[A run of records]
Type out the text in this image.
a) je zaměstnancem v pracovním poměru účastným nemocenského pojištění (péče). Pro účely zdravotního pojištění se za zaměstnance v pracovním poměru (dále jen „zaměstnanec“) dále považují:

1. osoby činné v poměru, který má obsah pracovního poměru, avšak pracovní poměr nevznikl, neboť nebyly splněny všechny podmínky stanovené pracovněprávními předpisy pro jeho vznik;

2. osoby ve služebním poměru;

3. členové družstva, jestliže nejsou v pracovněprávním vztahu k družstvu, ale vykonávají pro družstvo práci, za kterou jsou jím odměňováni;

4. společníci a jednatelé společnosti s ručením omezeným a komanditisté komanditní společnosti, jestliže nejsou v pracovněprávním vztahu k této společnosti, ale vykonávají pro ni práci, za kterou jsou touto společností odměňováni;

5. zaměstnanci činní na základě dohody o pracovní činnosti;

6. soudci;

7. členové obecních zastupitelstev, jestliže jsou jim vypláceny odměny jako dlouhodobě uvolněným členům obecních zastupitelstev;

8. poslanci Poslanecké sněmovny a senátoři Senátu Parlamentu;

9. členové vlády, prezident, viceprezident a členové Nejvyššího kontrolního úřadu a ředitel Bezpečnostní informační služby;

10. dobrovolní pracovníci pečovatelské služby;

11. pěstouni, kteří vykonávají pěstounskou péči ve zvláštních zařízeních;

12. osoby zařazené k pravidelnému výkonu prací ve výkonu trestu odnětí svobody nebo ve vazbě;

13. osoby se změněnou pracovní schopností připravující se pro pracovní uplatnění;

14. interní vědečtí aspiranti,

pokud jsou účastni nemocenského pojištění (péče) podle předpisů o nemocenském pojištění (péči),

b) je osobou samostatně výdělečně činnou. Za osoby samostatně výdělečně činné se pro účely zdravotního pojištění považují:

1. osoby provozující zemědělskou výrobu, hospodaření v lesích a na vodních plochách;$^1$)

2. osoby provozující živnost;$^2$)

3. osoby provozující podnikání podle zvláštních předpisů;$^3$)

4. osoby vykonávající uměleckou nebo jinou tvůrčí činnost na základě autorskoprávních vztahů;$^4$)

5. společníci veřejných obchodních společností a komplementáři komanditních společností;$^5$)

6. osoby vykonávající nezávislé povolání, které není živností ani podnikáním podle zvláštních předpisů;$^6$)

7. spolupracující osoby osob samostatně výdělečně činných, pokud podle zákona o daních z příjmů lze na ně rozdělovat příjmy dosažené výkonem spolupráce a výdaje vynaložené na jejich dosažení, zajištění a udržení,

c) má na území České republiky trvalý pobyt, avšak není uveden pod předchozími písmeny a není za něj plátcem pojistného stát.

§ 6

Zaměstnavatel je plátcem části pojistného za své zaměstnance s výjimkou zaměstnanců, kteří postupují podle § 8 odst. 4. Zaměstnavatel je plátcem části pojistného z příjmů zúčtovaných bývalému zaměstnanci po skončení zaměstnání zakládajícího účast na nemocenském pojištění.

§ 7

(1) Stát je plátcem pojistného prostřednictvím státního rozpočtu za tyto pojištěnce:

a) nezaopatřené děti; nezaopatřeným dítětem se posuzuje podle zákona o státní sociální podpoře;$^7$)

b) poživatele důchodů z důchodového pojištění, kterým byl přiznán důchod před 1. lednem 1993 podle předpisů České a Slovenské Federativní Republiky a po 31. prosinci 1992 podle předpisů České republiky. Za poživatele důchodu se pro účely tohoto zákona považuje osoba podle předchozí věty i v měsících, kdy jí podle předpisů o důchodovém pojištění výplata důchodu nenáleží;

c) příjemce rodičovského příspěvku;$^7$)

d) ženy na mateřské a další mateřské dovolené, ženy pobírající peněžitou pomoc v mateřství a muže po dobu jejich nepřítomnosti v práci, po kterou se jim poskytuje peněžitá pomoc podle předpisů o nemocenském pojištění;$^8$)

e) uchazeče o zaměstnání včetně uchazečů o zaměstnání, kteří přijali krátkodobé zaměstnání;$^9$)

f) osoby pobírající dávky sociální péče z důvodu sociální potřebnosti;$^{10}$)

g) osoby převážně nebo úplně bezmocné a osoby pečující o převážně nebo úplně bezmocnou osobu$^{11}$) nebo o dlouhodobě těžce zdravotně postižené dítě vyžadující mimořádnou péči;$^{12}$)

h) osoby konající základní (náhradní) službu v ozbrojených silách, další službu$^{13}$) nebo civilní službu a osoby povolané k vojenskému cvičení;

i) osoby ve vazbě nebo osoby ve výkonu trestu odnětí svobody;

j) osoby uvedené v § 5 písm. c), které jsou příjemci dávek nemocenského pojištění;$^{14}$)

§ What is being asked: Copy all data exactly, start to finish.

§ Output for this task:
Type out the text in this image.
a) je zaměstnancem v pracovním poměru účastným nemocenského pojištění (péče). Pro účely zdravotního pojištění se za zaměstnance v pracovním poměru (dále jen „zaměstnanec“) dále považují:

1. osoby činné v poměru, který má obsah pracovního poměru, avšak pracovní poměr nevznikl, neboť nebyly splněny všechny podmínky stanovené pracovněprávními předpisy pro jeho vznik;

2. osoby ve služebním poměru;

3. členové družstva, jestliže nejsou v pracovněprávním vztahu k družstvu, ale vykonávají pro družstvo práci, za kterou jsou jím odměňováni;

4. společníci a jednatelé společnosti s ručením omezeným a komanditisté komanditní společnosti, jestliže nejsou v pracovněprávním vztahu k této společnosti, ale vykonávají pro ni práci, za kterou jsou touto společností odměňováni;

5. zaměstnanci činní na základě dohody o pracovní činnosti;

6. soudci;

7. členové obecních zastupitelstev, jestliže jsou jim vypláceny odměny jako dlouhodobě uvolněným členům obecních zastupitelstev;

8. poslanci Poslanecké sněmovny a senátoři Senátu Parlamentu;

9. členové vlády, prezident, viceprezident a členové Nejvyššího kontrolního úřadu a ředitel Bezpečnostní informační služby;

10. dobrovolní pracovníci pečovatelské služby;

11. pěstouni, kteří vykonávají pěstounskou péči ve zvláštních zařízeních;

12. osoby zařazené k pravidelnému výkonu prací ve výkonu trestu odnětí svobody nebo ve vazbě;

13. osoby se změněnou pracovní schopností připravující se pro pracovní uplatnění;

14. interní vědečtí aspiranti,

pokud jsou účastni nemocenského pojištění (péče) podle předpisů o nemocenském pojištění (péči),

b) je osobou samostatně výdělečně činnou. Za osoby samostatně výdělečně činné se pro účely zdravotního pojištění považují:

1. osoby provozující zemědělskou výrobu, hospodaření v lesích a na vodních plochách;$^1$)

2. osoby provozující živnost;$^2$)

3. osoby provozující podnikání podle zvláštních předpisů;$^3$)

4. osoby vykonávající uměleckou nebo jinou tvůrčí činnost na základě autorskoprávních vztahů;$^4$)

5. společníci veřejných obchodních společností a komplementáři komanditních společností;$^5$)

6. osoby vykonávající nezávislé povolání, které není živností ani podnikáním podle zvláštních předpisů;$^6$)

7. spolupracující osoby osob samostatně výdělečně činných, pokud podle zákona o daních z příjmů lze na ně rozdělovat příjmy dosažené výkonem spolupráce a výdaje vynaložené na jejich dosažení, zajištění a udržení,

c) má na území České republiky trvalý pobyt, avšak není uveden pod předchozími písmeny a není za něj plátcem pojistného stát.

§ 6

Zaměstnavatel je plátcem části pojistného za své zaměstnance s výjimkou zaměstnanců, kteří postupují podle § 8 odst. 4. Zaměstnavatel je plátcem části pojistného z příjmů zúčtovaných bývalému zaměstnanci po skončení zaměstnání zakládajícího účast na nemocenském pojištění.

§ 7

(1) Stát je plátcem pojistného prostřednictvím státního rozpočtu za tyto pojištěnce:

a) nezaopatřené děti; nezaopatřeným dítětem se posuzuje podle zákona o státní sociální podpoře;$^7$)

b) poživatele důchodů z důchodového pojištění, kterým byl přiznán důchod před 1. lednem 1993 podle předpisů České a Slovenské Federativní Republiky a po 31. prosinci 1992 podle předpisů České republiky. Za poživatele důchodu se pro účely tohoto zákona považuje osoba podle předchozí věty i v měsících, kdy jí podle předpisů o důchodovém pojištění výplata důchodu nenáleží;

c) příjemce rodičovského příspěvku;$^7$)

d) ženy na mateřské a další mateřské dovolené, ženy pobírající peněžitou pomoc v mateřství a muže po dobu jejich nepřítomnosti v práci, po kterou se jim poskytuje peněžitá pomoc podle předpisů o nemocenském pojištění;$^8$)

e) uchazeče o zaměstnání včetně uchazečů o zaměstnání, kteří přijali krátkodobé zaměstnání;$^9$)

f) osoby pobírající dávky sociální péče z důvodu sociální potřebnosti;$^{10}$)

g) osoby převážně nebo úplně bezmocné a osoby pečující o převážně nebo úplně bezmocnou osobu$^{11}$) nebo o dlouhodobě těžce zdravotně postižené dítě vyžadující mimořádnou péči;$^{12}$)

h) osoby konající základní (náhradní) službu v ozbrojených silách, další službu$^{13}$) nebo civilní službu a osoby povolané k vojenskému cvičení;

i) osoby ve vazbě nebo osoby ve výkonu trestu odnětí svobody;

j) osoby uvedené v § 5 písm. c), které jsou příjemci dávek nemocenského pojištění;$^{14}$)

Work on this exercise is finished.